■ Task description ■
The records that follow must be reproduced in full, exactly as written.
★ ★ ★ ★ ★
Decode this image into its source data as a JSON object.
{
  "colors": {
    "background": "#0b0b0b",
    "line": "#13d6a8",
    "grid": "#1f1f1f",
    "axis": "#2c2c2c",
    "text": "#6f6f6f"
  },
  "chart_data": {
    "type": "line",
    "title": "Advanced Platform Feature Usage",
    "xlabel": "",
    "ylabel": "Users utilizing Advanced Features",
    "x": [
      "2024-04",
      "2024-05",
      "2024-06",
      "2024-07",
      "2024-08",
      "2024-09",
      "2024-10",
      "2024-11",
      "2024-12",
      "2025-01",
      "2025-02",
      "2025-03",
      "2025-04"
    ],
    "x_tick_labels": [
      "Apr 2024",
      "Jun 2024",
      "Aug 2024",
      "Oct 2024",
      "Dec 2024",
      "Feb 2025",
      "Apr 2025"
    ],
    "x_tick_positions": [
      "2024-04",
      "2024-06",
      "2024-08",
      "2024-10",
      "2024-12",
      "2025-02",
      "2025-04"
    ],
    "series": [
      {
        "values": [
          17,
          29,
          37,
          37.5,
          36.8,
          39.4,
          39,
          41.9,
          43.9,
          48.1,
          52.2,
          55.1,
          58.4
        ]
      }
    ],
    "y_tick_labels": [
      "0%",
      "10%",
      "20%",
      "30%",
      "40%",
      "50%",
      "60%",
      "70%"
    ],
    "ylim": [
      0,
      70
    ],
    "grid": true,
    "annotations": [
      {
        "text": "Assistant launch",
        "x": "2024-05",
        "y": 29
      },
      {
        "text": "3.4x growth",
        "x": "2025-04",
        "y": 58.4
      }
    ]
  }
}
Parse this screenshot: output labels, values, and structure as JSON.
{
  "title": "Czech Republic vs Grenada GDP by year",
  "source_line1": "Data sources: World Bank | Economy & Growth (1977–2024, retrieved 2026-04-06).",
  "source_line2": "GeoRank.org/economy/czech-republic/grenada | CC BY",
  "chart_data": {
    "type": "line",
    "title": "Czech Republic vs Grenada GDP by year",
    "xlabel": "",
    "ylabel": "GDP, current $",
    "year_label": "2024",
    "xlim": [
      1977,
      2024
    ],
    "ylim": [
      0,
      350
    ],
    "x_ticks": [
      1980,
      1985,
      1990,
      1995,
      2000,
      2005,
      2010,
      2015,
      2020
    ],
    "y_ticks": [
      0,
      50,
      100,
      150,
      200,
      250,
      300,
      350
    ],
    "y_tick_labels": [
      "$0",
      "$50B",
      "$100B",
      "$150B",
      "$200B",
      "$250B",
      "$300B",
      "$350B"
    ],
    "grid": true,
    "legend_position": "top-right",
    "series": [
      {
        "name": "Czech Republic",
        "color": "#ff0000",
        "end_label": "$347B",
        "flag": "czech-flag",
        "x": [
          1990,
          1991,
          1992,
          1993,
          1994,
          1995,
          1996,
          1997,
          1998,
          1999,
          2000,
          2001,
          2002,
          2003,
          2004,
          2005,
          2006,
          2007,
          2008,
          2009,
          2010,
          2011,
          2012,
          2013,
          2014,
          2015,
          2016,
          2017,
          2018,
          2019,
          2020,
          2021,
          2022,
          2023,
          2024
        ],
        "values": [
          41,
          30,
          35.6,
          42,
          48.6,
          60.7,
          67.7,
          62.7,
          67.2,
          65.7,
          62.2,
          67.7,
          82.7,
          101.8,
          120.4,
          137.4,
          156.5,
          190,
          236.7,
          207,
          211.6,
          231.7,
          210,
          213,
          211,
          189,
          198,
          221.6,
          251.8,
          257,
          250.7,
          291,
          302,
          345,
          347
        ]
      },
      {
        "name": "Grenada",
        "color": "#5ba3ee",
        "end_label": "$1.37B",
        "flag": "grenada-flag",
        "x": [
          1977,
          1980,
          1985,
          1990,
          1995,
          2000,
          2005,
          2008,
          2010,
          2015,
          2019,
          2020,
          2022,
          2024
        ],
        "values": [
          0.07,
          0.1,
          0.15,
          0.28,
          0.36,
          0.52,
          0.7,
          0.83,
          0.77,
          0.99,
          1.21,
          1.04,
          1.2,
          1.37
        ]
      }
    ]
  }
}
★ ★ ★ ★ ★
■ Solution for this problem ■
Decode this image into its source data as a JSON object.
{
  "colors": {
    "background": "#0b0b0b",
    "line": "#13d6a8",
    "grid": "#1f1f1f",
    "axis": "#2c2c2c",
    "text": "#6f6f6f"
  },
  "chart_data": {
    "type": "line",
    "title": "Advanced Platform Feature Usage",
    "xlabel": "",
    "ylabel": "Users utilizing Advanced Features",
    "x": [
      "2024-04",
      "2024-05",
      "2024-06",
      "2024-07",
      "2024-08",
      "2024-09",
      "2024-10",
      "2024-11",
      "2024-12",
      "2025-01",
      "2025-02",
      "2025-03",
      "2025-04"
    ],
    "x_tick_labels": [
      "Apr 2024",
      "Jun 2024",
      "Aug 2024",
      "Oct 2024",
      "Dec 2024",
      "Feb 2025",
      "Apr 2025"
    ],
    "x_tick_positions": [
      "2024-04",
      "2024-06",
      "2024-08",
      "2024-10",
      "2024-12",
      "2025-02",
      "2025-04"
    ],
    "series": [
      {
        "values": [
          17,
          29,
          37,
          37.5,
          36.8,
          39.4,
          39,
          41.9,
          43.9,
          48.1,
          52.2,
          55.1,
          58.4
        ]
      }
    ],
    "y_tick_labels": [
      "0%",
      "10%",
      "20%",
      "30%",
      "40%",
      "50%",
      "60%",
      "70%"
    ],
    "ylim": [
      0,
      70
    ],
    "grid": true,
    "annotations": [
      {
        "text": "Assistant launch",
        "x": "2024-05",
        "y": 29
      },
      {
        "text": "3.4x growth",
        "x": "2025-04",
        "y": 58.4
      }
    ]
  }
}
Parse this screenshot: output labels, values, and structure as JSON.
{
  "title": "Czech Republic vs Grenada GDP by year",
  "source_line1": "Data sources: World Bank | Economy & Growth (1977–2024, retrieved 2026-04-06).",
  "source_line2": "GeoRank.org/economy/czech-republic/grenada | CC BY",
  "chart_data": {
    "type": "line",
    "title": "Czech Republic vs Grenada GDP by year",
    "xlabel": "",
    "ylabel": "GDP, current $",
    "year_label": "2024",
    "xlim": [
      1977,
      2024
    ],
    "ylim": [
      0,
      350
    ],
    "x_ticks": [
      1980,
      1985,
      1990,
      1995,
      2000,
      2005,
      2010,
      2015,
      2020
    ],
    "y_ticks": [
      0,
      50,
      100,
      150,
      200,
      250,
      300,
      350
    ],
    "y_tick_labels": [
      "$0",
      "$50B",
      "$100B",
      "$150B",
      "$200B",
      "$250B",
      "$300B",
      "$350B"
    ],
    "grid": true,
    "legend_position": "top-right",
    "series": [
      {
        "name": "Czech Republic",
        "color": "#ff0000",
        "end_label": "$347B",
        "flag": "czech-flag",
        "x": [
          1990,
          1991,
          1992,
          1993,
          1994,
          1995,
          1996,
          1997,
          1998,
          1999,
          2000,
          2001,
          2002,
          2003,
          2004,
          2005,
          2006,
          2007,
          2008,
          2009,
          2010,
          2011,
          2012,
          2013,
          2014,
          2015,
          2016,
          2017,
          2018,
          2019,
          2020,
          2021,
          2022,
          2023,
          2024
        ],
        "values": [
          41,
          30,
          35.6,
          42,
          48.6,
          60.7,
          67.7,
          62.7,
          67.2,
          65.7,
          62.2,
          67.7,
          82.7,
          101.8,
          120.4,
          137.4,
          156.5,
          190,
          236.7,
          207,
          211.6,
          231.7,
          210,
          213,
          211,
          189,
          198,
          221.6,
          251.8,
          257,
          250.7,
          291,
          302,
          345,
          347
        ]
      },
      {
        "name": "Grenada",
        "color": "#5ba3ee",
        "end_label": "$1.37B",
        "flag": "grenada-flag",
        "x": [
          1977,
          1980,
          1985,
          1990,
          1995,
          2000,
          2005,
          2008,
          2010,
          2015,
          2019,
          2020,
          2022,
          2024
        ],
        "values": [
          0.07,
          0.1,
          0.15,
          0.28,
          0.36,
          0.52,
          0.7,
          0.83,
          0.77,
          0.99,
          1.21,
          1.04,
          1.2,
          1.37
        ]
      }
    ]
  }
}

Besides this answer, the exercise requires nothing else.